Look at each line of the records and count those with "Bhadradri" in them. Please answer with the count alone.

**** DATA FOR THE TASK ****

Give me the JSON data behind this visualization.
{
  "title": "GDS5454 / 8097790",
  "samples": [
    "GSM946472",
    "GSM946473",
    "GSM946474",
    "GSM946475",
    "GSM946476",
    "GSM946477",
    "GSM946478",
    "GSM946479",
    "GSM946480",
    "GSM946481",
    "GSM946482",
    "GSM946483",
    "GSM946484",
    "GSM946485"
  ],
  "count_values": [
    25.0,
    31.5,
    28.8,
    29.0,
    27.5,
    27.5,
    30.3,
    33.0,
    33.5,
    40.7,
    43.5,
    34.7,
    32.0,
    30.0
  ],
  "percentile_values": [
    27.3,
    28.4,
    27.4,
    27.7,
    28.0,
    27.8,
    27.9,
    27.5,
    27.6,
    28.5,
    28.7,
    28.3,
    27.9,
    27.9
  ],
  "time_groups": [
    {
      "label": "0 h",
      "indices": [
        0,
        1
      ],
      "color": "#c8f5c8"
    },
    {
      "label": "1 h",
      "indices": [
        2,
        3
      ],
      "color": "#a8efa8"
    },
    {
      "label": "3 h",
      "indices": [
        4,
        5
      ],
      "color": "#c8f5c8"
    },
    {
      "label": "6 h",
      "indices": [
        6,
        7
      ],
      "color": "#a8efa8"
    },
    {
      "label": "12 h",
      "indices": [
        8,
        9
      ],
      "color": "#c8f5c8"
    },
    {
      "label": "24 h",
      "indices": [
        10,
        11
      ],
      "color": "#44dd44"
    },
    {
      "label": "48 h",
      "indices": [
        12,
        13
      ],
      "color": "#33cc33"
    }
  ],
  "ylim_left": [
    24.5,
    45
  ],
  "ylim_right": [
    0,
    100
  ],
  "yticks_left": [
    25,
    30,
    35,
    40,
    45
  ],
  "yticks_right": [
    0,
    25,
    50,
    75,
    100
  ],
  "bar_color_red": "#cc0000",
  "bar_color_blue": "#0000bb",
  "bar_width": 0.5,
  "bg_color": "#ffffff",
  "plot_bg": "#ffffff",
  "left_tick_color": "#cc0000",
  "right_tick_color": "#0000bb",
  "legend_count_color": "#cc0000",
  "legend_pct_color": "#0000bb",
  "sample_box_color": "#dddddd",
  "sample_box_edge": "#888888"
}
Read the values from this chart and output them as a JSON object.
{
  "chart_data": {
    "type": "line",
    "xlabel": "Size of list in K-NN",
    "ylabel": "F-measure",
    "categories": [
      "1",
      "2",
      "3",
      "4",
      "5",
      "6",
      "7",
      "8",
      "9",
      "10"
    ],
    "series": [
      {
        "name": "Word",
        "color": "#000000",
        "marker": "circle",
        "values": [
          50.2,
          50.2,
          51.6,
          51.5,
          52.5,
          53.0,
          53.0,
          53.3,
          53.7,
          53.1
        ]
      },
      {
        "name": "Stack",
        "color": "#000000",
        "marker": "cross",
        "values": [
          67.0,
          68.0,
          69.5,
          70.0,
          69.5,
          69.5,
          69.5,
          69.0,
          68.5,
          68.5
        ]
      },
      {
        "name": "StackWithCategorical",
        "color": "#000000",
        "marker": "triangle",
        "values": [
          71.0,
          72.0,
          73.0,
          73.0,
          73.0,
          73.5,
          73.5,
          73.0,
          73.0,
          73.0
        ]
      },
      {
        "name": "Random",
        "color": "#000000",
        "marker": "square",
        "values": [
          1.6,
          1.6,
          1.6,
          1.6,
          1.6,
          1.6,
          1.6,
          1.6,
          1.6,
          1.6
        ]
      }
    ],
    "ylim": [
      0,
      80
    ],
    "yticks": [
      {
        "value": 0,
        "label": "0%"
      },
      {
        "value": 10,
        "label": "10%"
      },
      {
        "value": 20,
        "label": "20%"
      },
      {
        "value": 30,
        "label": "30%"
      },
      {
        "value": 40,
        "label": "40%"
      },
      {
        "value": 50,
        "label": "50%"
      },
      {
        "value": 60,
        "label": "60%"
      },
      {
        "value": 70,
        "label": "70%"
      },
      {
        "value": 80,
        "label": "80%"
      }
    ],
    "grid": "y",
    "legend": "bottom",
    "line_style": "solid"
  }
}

****
**** DATA FOR THE TASK ****

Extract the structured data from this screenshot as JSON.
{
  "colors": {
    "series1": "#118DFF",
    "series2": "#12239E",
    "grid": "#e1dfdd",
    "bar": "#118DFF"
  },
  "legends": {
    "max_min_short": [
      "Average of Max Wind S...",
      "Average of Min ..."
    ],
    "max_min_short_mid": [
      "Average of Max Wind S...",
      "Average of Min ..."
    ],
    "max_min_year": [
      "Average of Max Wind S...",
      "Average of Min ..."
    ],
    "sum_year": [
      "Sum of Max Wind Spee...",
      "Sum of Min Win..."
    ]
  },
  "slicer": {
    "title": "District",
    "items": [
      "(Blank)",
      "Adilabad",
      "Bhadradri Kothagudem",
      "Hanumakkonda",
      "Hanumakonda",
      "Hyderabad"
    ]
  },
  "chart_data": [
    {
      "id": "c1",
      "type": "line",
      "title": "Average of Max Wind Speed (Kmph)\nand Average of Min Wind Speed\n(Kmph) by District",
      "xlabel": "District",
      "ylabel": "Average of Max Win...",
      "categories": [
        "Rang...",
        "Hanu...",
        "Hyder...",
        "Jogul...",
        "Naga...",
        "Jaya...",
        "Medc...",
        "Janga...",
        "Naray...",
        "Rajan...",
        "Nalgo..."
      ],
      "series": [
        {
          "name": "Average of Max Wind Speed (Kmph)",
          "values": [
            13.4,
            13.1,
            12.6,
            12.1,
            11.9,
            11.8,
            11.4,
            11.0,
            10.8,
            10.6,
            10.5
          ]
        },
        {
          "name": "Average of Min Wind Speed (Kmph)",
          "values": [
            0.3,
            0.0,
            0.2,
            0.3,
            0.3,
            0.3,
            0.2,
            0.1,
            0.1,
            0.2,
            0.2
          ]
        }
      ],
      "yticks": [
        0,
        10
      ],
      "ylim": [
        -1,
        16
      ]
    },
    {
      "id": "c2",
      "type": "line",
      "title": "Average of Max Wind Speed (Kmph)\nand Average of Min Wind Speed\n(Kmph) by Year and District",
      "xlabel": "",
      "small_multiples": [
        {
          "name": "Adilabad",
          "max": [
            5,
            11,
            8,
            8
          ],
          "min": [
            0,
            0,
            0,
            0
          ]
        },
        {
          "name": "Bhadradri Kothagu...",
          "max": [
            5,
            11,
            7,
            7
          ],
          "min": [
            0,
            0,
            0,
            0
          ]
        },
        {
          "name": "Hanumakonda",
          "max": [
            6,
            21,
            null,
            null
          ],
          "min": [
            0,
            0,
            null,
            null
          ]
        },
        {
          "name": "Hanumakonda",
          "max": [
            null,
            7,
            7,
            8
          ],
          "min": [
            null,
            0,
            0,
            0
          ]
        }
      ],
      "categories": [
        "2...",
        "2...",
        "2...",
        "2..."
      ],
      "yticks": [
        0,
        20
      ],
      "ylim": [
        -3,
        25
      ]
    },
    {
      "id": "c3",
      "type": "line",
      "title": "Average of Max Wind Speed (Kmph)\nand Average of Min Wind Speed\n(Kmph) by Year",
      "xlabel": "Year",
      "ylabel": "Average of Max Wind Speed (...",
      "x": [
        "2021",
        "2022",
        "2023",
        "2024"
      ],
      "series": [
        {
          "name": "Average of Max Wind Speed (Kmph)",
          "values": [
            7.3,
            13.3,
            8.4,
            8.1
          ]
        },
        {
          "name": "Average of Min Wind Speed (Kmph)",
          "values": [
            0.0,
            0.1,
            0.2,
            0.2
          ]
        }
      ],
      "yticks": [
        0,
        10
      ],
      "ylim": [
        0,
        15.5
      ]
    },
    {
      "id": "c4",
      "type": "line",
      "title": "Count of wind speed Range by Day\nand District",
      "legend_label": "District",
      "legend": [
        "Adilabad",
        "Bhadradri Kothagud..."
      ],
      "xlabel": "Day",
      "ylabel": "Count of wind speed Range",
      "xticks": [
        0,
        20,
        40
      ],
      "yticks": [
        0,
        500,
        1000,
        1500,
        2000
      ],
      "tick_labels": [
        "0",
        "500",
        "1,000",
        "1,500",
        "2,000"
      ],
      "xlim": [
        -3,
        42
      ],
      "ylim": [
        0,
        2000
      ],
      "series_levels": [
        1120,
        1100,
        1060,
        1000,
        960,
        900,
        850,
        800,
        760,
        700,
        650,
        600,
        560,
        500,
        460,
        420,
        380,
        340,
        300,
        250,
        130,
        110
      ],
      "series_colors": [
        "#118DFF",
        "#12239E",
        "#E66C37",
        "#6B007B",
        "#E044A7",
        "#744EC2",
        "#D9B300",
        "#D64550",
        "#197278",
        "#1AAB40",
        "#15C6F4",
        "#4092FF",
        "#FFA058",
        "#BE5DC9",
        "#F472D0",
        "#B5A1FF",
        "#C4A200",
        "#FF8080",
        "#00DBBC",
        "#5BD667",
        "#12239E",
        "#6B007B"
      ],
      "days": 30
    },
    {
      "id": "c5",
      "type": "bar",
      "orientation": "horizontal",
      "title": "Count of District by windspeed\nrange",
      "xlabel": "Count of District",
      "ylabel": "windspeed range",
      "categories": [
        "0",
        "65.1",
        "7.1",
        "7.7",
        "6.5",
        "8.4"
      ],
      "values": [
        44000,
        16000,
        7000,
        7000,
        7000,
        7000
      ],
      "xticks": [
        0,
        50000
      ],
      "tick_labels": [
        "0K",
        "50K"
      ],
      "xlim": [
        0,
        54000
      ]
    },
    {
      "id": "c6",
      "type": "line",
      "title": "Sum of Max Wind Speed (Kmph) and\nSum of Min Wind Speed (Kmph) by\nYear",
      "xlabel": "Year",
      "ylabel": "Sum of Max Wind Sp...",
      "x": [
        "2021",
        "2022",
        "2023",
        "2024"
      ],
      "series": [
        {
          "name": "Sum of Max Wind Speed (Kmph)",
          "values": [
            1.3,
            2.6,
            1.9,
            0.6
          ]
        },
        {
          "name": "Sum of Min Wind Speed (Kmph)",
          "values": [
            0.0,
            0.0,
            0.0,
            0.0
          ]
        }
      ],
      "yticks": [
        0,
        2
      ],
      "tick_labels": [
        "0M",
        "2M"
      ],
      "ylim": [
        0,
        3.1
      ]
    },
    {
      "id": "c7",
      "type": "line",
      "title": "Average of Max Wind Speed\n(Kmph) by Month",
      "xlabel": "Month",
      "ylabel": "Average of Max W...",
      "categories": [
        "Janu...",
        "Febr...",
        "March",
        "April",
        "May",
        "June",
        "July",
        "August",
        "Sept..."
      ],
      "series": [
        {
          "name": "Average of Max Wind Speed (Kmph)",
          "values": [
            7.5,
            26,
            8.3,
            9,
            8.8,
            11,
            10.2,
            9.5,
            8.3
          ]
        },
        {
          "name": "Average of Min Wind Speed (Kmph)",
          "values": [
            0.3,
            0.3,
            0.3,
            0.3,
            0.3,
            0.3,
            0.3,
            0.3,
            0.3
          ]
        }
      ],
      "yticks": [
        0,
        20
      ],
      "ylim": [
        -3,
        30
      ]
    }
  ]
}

****

● **WRITTEN ANSWER**:
3